— start of RECORDED INFORMATION —

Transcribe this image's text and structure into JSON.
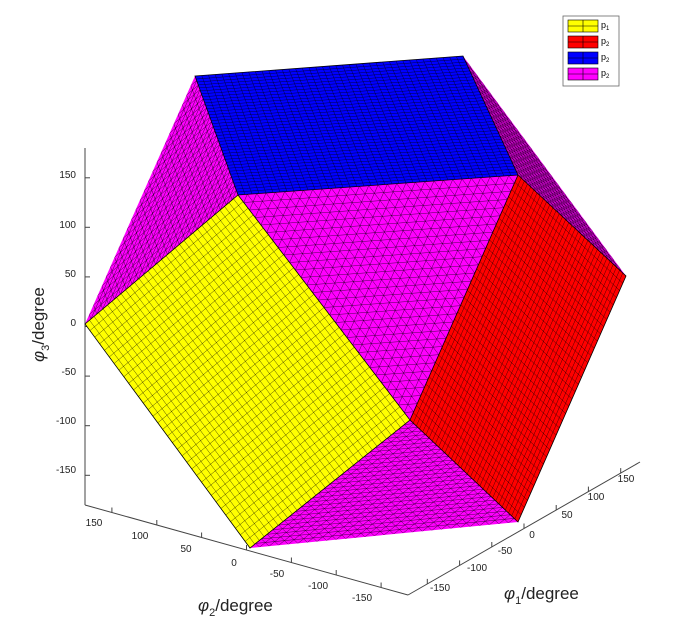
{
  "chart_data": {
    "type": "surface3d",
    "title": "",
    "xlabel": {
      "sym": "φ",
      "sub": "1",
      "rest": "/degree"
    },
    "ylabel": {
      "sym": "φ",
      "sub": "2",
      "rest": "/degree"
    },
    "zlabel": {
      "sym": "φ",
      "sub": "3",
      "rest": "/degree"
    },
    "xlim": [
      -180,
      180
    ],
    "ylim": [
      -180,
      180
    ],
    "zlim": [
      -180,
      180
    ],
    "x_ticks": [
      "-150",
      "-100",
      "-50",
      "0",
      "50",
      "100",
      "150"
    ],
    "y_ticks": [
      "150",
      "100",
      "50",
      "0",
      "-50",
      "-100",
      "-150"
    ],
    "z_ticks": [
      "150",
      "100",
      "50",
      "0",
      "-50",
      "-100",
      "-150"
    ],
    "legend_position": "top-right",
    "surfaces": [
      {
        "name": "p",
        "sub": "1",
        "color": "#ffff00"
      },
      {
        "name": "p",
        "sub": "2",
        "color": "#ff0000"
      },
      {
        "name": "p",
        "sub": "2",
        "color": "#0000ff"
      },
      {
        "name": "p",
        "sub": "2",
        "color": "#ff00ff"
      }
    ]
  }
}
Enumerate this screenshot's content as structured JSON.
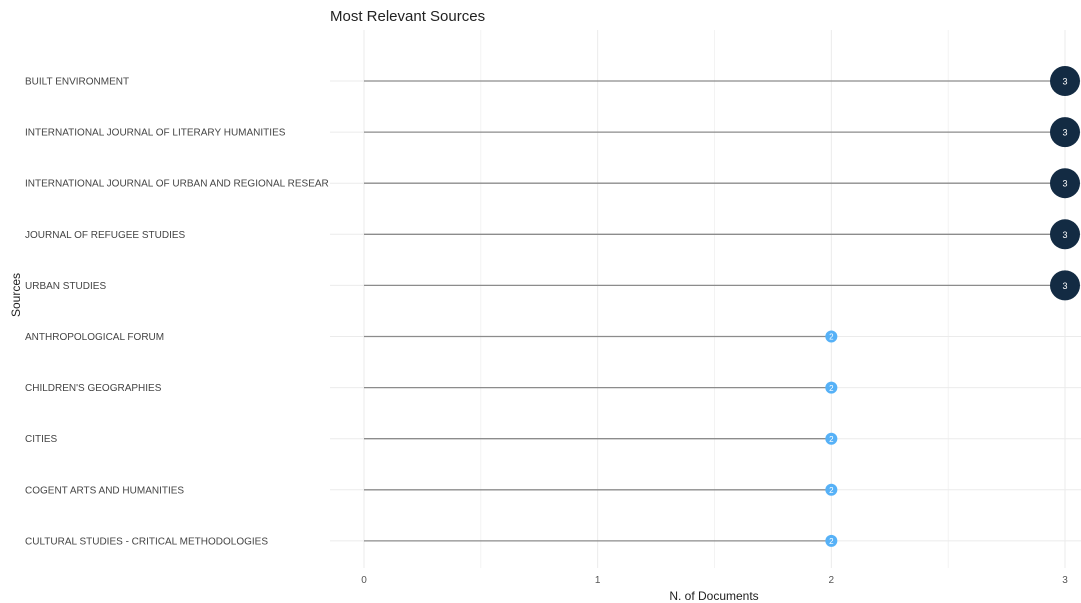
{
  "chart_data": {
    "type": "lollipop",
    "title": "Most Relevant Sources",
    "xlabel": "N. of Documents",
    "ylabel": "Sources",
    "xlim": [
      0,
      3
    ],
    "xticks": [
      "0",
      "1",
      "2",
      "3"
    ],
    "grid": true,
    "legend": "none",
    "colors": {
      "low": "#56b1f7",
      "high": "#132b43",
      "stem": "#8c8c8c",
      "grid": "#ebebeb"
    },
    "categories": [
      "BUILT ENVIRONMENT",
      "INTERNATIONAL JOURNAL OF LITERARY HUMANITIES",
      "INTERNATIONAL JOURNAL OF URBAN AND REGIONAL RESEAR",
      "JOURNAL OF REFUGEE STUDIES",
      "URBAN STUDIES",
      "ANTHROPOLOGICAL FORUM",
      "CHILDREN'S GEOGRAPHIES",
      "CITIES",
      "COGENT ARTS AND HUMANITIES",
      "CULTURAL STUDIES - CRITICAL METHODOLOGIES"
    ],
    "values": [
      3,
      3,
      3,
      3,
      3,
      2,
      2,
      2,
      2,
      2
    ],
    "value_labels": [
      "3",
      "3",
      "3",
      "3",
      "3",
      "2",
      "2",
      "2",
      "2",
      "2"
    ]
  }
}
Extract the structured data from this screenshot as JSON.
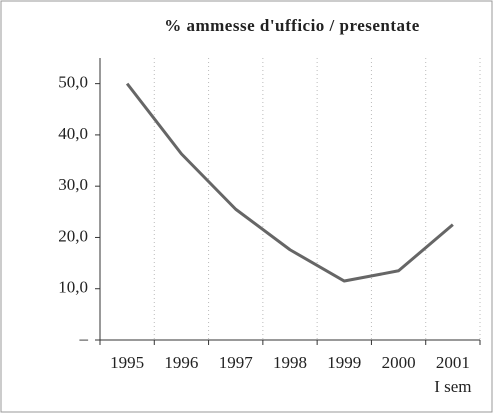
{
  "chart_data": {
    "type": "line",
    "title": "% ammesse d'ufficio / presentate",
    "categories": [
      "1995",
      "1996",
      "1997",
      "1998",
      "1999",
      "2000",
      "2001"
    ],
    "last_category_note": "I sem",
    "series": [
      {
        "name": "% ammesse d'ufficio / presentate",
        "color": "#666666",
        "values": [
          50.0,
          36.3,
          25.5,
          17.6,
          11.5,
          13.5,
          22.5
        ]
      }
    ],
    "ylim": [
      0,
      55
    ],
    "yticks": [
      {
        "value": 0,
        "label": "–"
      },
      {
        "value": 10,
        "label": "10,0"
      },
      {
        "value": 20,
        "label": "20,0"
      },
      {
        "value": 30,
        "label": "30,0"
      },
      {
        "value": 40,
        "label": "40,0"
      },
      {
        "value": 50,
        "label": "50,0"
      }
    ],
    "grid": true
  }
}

— end of RECORDED INFORMATION —

◆ DO THIS ◆
Select all lines with the word "presentate" from the entries above.

◆ SOLUTION FOR THIS PROBLEM ◆
    "title": "% ammesse d'ufficio / presentate",
        "name": "% ammesse d'ufficio / presentate",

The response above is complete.